*Your instructions*.
Will you output all of the data below exactly, omitting the images?
[start of Rows]
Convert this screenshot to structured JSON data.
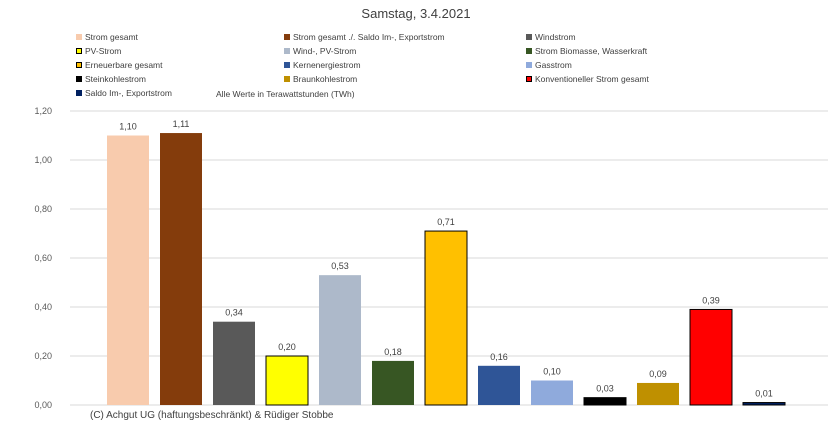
{
  "chart_data": {
    "type": "bar",
    "title": "Samstag, 3.4.2021",
    "note": "Alle Werte in Terawattstunden (TWh)",
    "copyright": "(C) Achgut UG (haftungsbeschränkt) & Rüdiger Stobbe",
    "ylim": [
      0,
      1.2
    ],
    "yticks": [
      "0,00",
      "0,20",
      "0,40",
      "0,60",
      "0,80",
      "1,00",
      "1,20"
    ],
    "categories": [
      "Strom gesamt",
      "Strom gesamt ./. Saldo Im-, Exportstrom",
      "Windstrom",
      "PV-Strom",
      "Wind-, PV-Strom",
      "Strom Biomasse, Wasserkraft",
      "Erneuerbare gesamt",
      "Kernenergiestrom",
      "Gasstrom",
      "Steinkohlestrom",
      "Braunkohlestrom",
      "Konventioneller Strom gesamt",
      "Saldo Im-, Exportstrom"
    ],
    "values": [
      1.1,
      1.11,
      0.34,
      0.2,
      0.53,
      0.18,
      0.71,
      0.16,
      0.1,
      0.03,
      0.09,
      0.39,
      0.01
    ],
    "labels": [
      "1,10",
      "1,11",
      "0,34",
      "0,20",
      "0,53",
      "0,18",
      "0,71",
      "0,16",
      "0,10",
      "0,03",
      "0,09",
      "0,39",
      "0,01"
    ],
    "colors": [
      "#F8CBAD",
      "#843C0C",
      "#595959",
      "#FFFF00",
      "#ADB9CA",
      "#375623",
      "#FFC000",
      "#2F5597",
      "#8FAADC",
      "#000000",
      "#BF9000",
      "#FF0000",
      "#002060"
    ],
    "grid": true,
    "legend_position": "top"
  }
}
[end of Rows]
*The result*.
Convert this screenshot to structured JSON data.
{
  "chart_data": {
    "type": "bar",
    "title": "Samstag, 3.4.2021",
    "note": "Alle Werte in Terawattstunden (TWh)",
    "copyright": "(C) Achgut UG (haftungsbeschränkt) & Rüdiger Stobbe",
    "ylim": [
      0,
      1.2
    ],
    "yticks": [
      "0,00",
      "0,20",
      "0,40",
      "0,60",
      "0,80",
      "1,00",
      "1,20"
    ],
    "categories": [
      "Strom gesamt",
      "Strom gesamt ./. Saldo Im-, Exportstrom",
      "Windstrom",
      "PV-Strom",
      "Wind-, PV-Strom",
      "Strom Biomasse, Wasserkraft",
      "Erneuerbare gesamt",
      "Kernenergiestrom",
      "Gasstrom",
      "Steinkohlestrom",
      "Braunkohlestrom",
      "Konventioneller Strom gesamt",
      "Saldo Im-, Exportstrom"
    ],
    "values": [
      1.1,
      1.11,
      0.34,
      0.2,
      0.53,
      0.18,
      0.71,
      0.16,
      0.1,
      0.03,
      0.09,
      0.39,
      0.01
    ],
    "labels": [
      "1,10",
      "1,11",
      "0,34",
      "0,20",
      "0,53",
      "0,18",
      "0,71",
      "0,16",
      "0,10",
      "0,03",
      "0,09",
      "0,39",
      "0,01"
    ],
    "colors": [
      "#F8CBAD",
      "#843C0C",
      "#595959",
      "#FFFF00",
      "#ADB9CA",
      "#375623",
      "#FFC000",
      "#2F5597",
      "#8FAADC",
      "#000000",
      "#BF9000",
      "#FF0000",
      "#002060"
    ],
    "grid": true,
    "legend_position": "top"
  }
}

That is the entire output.